Raw records:
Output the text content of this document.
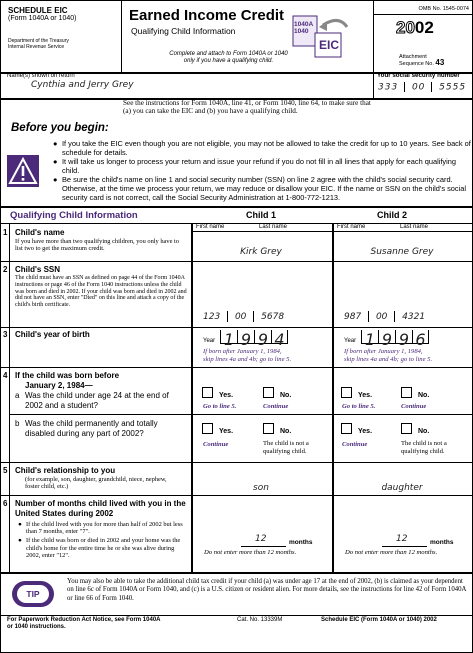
SCHEDULE EIC
(Form 1040A or 1040)
Department of the Treasury
Internal Revenue Service
Earned Income Credit
Qualifying Child Information
Complete and attach to Form 1040A or 1040
only if you have a qualifying child.
1040A
1040
EIC
OMB No. 1545-0074
2002
Attachment
Sequence No. 43
Name(s) shown on return
Cynthia and Jerry Grey
Your social security number
333 00 5555
Before you begin:
See the instructions for Form 1040A, line 41, or Form 1040, line 64, to make sure that
(a) you can take the EIC and (b) you have a qualifying child.
● If you take the EIC even though you are not eligible, you may not be allowed to take the credit for up to 10 years. See back of schedule for details.
● It will take us longer to process your return and issue your refund if you do not fill in all lines that apply for each qualifying child.
● Be sure the child's name on line 1 and social security number (SSN) on line 2 agree with the child's social security card. Otherwise, at the time we process your return, we may reduce or disallow your EIC. If the name or SSN on the child's social security card is not correct, call the Social Security Administration at 1-800-772-1213.
Qualifying Child Information	Child 1	Child 2
1 Child's name
If you have more than two qualifying children, you only have to list two to get the maximum credit.
First name	Last name	First name	Last name
Kirk Grey	Susanne Grey
2 Child's SSN
The child must have an SSN as defined on page 44 of the Form 1040A instructions or page 46 of the Form 1040 instructions unless the child was born and died in 2002. If your child was born and died in 2002 and did not have an SSN, enter "Died" on this line and attach a copy of the child's birth certificate.
123 00 5678	987 00 4321
3 Child's year of birth
Year 1 9 9 4
If born after January 1, 1984,
skip lines 4a and 4b; go to line 5.
Year 1 9 9 6
If born after January 1, 1984,
skip lines 4a and 4b; go to line 5.
4 If the child was born before
January 2, 1984—
a Was the child under age 24 at the end of 2002 and a student?
Yes.	No.
Go to line 5.	Continue
Yes.	No.
Go to line 5.	Continue
b Was the child permanently and totally disabled during any part of 2002?	Yes.	No.
Continue	The child is not a
qualifying child.
Yes.	No.
Continue	The child is not a
qualifying child.
5 Child's relationship to you
(for example, son, daughter, grandchild, niece, nephew, foster child, etc.)	son	daughter
6 Number of months child lived with you in the United States during 2002
● If the child lived with you for more than half of 2002 but less than 7 months, enter "7".
● If the child was born or died in 2002 and your home was the child's home for the entire time he or she was alive during 2002, enter "12".
12	months
Do not enter more than 12 months.
12	months
Do not enter more than 12 months.
TIP
You may also be able to take the additional child tax credit if your child (a) was under age 17 at the end of 2002, (b) is claimed as your dependent on line 6c of Form 1040A or Form 1040, and (c) is a U.S. citizen or resident alien. For more details, see the instructions for line 42 of Form 1040A or line 66 of Form 1040.
For Paperwork Reduction Act Notice, see Form 1040A or 1040 instructions.
Cat. No. 13339M	Schedule EIC (Form 1040A or 1040) 2002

What the task asks:
Isolate the lines above that contain the word "with" and copy them.

The response:
● Be sure the child's name on line 1 and social security number (SSN) on line 2 agree with the child's social security card. Otherwise, at the time we process your return, we may reduce or disallow your EIC. If the name or SSN on the child's social security card is not correct, call the Social Security Administration at 1-800-772-1213.
6 Number of months child lived with you in the United States during 2002
● If the child lived with you for more than half of 2002 but less than 7 months, enter "7".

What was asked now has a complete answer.